──────── Input records

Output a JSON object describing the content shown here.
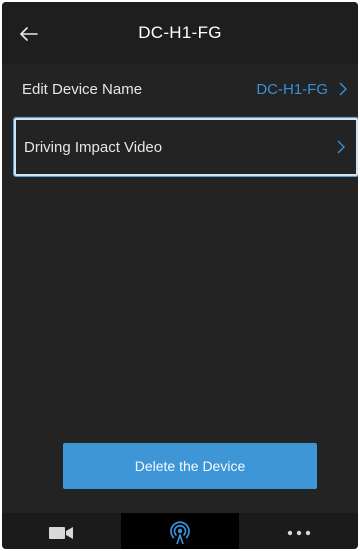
{
  "header": {
    "title": "DC-H1-FG",
    "back_icon": "arrow-left-icon"
  },
  "settings": {
    "edit_device_name": {
      "label": "Edit Device Name",
      "value": "DC-H1-FG",
      "icon": "chevron-right-icon"
    },
    "driving_impact_video": {
      "label": "Driving Impact Video",
      "icon": "chevron-right-icon"
    }
  },
  "actions": {
    "delete_label": "Delete the Device"
  },
  "tabbar": {
    "tabs": [
      {
        "icon": "video-camera-icon",
        "active": false
      },
      {
        "icon": "signal-broadcast-icon",
        "active": true
      },
      {
        "icon": "more-dots-icon",
        "active": false
      }
    ]
  },
  "colors": {
    "background": "#232323",
    "header": "#1e1e1e",
    "accent": "#3e96d6",
    "value_text": "#3a8fd9",
    "focus_border": "#cfe4f5"
  }
}
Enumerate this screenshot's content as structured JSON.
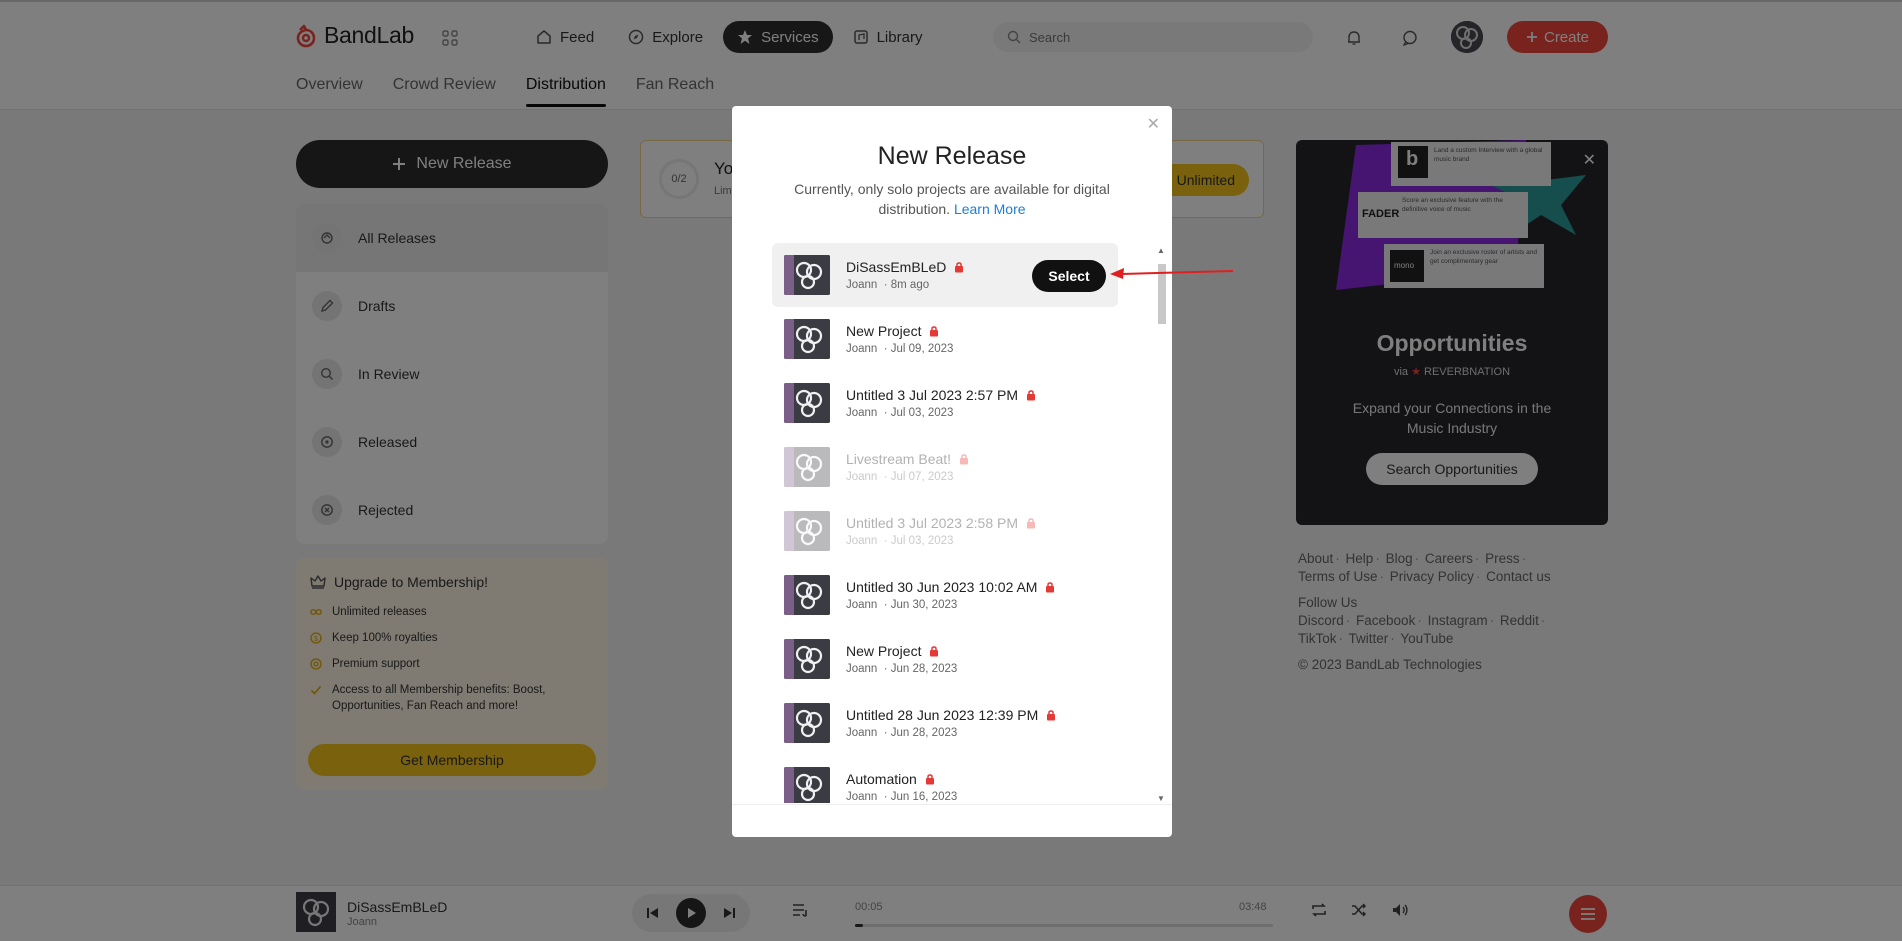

────────────────

Write out the whole listing again, exactly, with no pictures.

Output a JSON object describing the content shown here.
{
  "header": {
    "title": "DC-H1-FG",
    "back_icon": "arrow-left-icon"
  },
  "settings": {
    "edit_device_name": {
      "label": "Edit Device Name",
      "value": "DC-H1-FG",
      "icon": "chevron-right-icon"
    },
    "driving_impact_video": {
      "label": "Driving Impact Video",
      "icon": "chevron-right-icon"
    }
  },
  "actions": {
    "delete_label": "Delete the Device"
  },
  "tabbar": {
    "tabs": [
      {
        "icon": "video-camera-icon",
        "active": false
      },
      {
        "icon": "signal-broadcast-icon",
        "active": true
      },
      {
        "icon": "more-dots-icon",
        "active": false
      }
    ]
  },
  "colors": {
    "background": "#232323",
    "header": "#1e1e1e",
    "accent": "#3e96d6",
    "value_text": "#3a8fd9",
    "focus_border": "#cfe4f5"
  }
}
Enumerate this screenshot's content as structured JSON.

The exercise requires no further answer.